- Material provided -
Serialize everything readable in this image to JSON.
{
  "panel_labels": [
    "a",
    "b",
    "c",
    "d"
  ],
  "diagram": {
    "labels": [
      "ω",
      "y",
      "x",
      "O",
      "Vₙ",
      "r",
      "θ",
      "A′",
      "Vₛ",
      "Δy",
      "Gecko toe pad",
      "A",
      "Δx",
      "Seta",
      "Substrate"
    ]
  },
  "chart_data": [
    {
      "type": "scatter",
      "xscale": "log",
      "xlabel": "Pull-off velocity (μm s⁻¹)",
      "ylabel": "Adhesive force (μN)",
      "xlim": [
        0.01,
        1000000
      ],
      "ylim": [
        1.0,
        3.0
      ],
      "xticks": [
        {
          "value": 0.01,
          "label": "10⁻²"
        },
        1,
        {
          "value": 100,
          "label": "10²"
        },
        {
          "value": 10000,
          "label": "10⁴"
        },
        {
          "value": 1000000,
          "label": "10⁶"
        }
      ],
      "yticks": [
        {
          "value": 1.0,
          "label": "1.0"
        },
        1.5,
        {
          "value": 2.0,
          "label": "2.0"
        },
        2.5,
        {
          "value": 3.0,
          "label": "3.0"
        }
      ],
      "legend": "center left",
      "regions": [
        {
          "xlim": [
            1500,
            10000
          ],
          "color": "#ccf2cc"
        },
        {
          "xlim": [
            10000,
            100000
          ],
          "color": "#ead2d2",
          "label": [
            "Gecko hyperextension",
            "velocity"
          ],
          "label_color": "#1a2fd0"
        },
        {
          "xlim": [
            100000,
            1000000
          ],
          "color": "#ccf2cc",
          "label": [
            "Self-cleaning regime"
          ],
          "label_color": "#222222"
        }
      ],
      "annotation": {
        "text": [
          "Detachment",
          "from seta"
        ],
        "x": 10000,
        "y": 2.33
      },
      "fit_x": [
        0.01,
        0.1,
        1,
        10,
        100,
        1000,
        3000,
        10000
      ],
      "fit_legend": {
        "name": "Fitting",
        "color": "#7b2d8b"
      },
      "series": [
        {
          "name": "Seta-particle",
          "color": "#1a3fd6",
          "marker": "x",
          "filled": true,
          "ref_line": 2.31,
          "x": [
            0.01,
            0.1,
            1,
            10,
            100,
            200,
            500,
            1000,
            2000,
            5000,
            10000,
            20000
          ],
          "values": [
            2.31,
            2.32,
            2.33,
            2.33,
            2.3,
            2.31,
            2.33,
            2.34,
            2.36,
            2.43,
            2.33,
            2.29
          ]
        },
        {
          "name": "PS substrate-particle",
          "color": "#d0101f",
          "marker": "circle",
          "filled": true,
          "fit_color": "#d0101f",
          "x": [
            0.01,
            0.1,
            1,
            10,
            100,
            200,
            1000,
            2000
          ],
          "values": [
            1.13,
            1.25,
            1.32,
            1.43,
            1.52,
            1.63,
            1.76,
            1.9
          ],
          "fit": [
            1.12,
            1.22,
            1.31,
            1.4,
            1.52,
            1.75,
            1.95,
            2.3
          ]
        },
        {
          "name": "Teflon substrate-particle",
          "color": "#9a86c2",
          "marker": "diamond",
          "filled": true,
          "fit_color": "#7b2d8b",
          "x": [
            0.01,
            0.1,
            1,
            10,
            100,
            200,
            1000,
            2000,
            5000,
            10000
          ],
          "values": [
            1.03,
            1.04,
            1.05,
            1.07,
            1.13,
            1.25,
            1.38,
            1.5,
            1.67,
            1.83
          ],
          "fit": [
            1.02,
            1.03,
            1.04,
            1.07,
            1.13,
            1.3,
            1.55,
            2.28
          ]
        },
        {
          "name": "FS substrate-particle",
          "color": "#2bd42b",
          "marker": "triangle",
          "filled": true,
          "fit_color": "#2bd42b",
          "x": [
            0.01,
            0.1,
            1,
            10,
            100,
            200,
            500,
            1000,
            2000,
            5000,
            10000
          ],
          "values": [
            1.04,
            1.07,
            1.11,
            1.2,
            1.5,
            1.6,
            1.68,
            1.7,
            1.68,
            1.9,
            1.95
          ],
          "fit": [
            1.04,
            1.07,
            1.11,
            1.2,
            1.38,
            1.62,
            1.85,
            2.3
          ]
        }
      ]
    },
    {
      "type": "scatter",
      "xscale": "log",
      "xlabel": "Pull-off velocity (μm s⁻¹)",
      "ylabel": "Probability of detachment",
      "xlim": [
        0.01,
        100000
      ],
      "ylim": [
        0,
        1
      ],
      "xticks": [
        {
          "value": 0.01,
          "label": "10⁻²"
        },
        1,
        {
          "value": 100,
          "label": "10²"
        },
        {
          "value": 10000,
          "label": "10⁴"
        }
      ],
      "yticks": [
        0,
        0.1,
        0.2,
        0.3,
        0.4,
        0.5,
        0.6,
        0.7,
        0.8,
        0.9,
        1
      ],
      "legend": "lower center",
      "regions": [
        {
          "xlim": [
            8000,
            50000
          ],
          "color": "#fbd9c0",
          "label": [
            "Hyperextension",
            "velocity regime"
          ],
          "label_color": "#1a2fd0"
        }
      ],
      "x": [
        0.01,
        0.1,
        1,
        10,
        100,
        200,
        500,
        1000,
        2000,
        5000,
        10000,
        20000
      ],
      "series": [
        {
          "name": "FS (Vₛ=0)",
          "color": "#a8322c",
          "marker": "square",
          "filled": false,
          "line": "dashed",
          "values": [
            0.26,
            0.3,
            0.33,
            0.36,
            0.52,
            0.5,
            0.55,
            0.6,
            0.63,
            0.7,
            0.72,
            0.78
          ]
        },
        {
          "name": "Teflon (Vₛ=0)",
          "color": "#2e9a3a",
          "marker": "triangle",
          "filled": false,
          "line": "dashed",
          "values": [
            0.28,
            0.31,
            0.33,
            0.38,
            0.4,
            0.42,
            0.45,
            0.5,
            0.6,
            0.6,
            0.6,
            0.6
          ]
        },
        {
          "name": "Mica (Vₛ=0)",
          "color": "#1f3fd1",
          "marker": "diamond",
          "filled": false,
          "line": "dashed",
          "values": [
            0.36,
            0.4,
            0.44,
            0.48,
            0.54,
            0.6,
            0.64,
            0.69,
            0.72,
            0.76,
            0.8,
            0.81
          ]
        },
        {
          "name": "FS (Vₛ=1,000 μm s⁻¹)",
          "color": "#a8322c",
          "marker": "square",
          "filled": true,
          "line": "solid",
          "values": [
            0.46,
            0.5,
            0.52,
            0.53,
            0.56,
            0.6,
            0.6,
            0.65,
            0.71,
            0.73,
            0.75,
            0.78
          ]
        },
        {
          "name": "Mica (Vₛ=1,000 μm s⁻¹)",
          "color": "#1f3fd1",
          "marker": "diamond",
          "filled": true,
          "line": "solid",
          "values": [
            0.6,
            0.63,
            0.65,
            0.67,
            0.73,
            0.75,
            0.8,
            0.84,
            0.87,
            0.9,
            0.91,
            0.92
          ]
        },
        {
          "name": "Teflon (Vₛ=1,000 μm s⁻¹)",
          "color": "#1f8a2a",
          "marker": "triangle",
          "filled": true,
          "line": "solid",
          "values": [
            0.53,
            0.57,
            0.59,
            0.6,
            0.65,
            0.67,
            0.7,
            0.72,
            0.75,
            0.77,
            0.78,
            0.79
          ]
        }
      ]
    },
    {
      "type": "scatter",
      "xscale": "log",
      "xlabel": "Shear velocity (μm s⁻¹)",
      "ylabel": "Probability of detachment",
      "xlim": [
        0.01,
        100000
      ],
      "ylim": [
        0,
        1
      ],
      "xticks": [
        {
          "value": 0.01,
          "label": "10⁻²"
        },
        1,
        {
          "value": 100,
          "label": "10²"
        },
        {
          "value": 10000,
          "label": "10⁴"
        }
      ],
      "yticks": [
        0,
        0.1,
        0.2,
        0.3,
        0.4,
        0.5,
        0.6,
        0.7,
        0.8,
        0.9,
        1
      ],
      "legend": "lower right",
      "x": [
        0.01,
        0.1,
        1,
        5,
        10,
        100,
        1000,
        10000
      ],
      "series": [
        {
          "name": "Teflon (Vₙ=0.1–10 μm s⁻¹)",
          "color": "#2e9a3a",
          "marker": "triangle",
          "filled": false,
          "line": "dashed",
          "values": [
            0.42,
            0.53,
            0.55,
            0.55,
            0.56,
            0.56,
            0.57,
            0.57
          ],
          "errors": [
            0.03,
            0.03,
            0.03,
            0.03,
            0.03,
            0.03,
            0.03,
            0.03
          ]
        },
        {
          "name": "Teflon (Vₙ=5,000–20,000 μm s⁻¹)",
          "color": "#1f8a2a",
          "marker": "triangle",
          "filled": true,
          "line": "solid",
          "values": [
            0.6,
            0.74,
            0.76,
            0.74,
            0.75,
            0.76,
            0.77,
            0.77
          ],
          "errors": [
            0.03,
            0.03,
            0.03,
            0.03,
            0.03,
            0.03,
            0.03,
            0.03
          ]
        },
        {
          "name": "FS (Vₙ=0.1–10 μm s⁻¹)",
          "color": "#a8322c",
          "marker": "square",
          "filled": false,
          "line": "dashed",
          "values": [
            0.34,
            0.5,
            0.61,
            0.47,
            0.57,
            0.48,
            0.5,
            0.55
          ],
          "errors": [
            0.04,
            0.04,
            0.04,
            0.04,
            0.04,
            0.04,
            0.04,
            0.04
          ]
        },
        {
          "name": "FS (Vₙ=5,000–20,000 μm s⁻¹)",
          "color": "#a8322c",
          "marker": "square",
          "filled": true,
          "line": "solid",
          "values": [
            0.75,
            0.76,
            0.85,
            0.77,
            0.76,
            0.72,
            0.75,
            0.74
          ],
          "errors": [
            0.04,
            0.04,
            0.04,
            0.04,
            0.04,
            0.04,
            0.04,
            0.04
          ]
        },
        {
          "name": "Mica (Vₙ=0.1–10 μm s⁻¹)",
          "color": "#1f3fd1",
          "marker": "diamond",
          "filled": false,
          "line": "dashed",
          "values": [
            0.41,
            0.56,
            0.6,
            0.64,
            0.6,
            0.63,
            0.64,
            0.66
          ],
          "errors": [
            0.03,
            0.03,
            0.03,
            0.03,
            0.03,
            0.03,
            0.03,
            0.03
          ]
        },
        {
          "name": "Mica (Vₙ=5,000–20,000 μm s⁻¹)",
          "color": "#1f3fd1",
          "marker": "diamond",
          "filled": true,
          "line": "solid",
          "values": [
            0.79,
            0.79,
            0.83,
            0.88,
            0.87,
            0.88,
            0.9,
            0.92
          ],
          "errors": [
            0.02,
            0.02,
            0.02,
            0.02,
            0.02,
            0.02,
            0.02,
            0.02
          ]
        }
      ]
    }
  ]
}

- What the task requires -
Extract each line from the listing that holds the word "regime".

- Reply -
            "Self-cleaning regime"
            "velocity regime"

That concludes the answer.